Task instructions: Select the lines below containing the word "GESTIÓN".

-- begin --

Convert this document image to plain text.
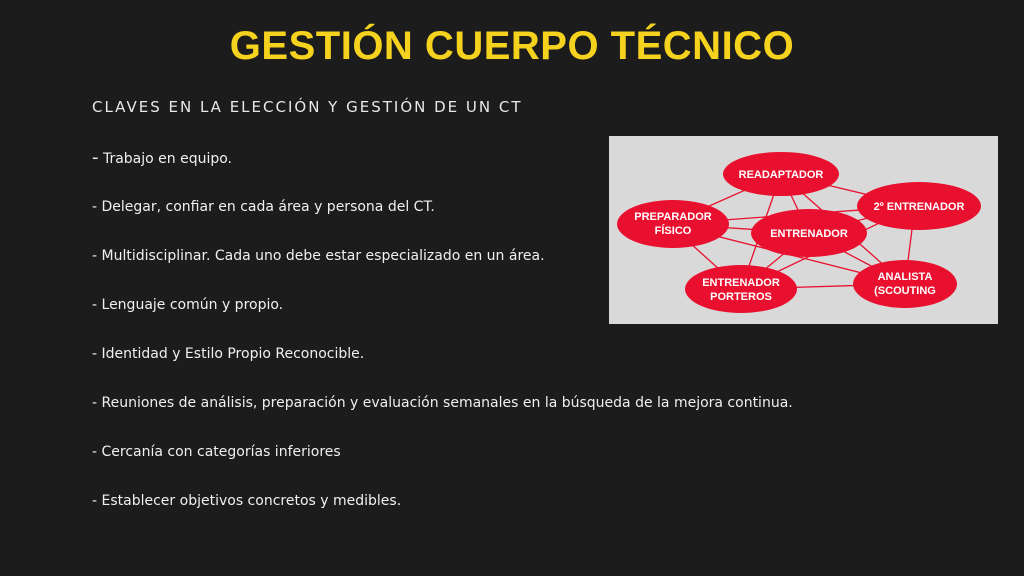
GESTIÓN CUERPO TÉCNICO
CLAVES EN LA ELECCIÓN Y GESTIÓN DE UN CT
- Trabajo en equipo.
- Delegar, confiar en cada área y persona del CT.
- Multidisciplinar. Cada uno debe estar especializado en un área.
- Lenguaje común y propio.
- Identidad y Estilo Propio Reconocible.
- Reuniones de análisis, preparación y evaluación semanales en la búsqueda de la mejora continua.
- Cercanía con categorías inferiores
- Establecer objetivos concretos y medibles.
READAPTADOR
2º ENTRENADOR
PREPARADOR
FÍSICO	ENTRENADOR
ENTRENADOR
PORTEROS
ANALISTA
(SCOUTING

-- end --

Final result:
GESTIÓN CUERPO TÉCNICO
CLAVES EN LA ELECCIÓN Y GESTIÓN DE UN CT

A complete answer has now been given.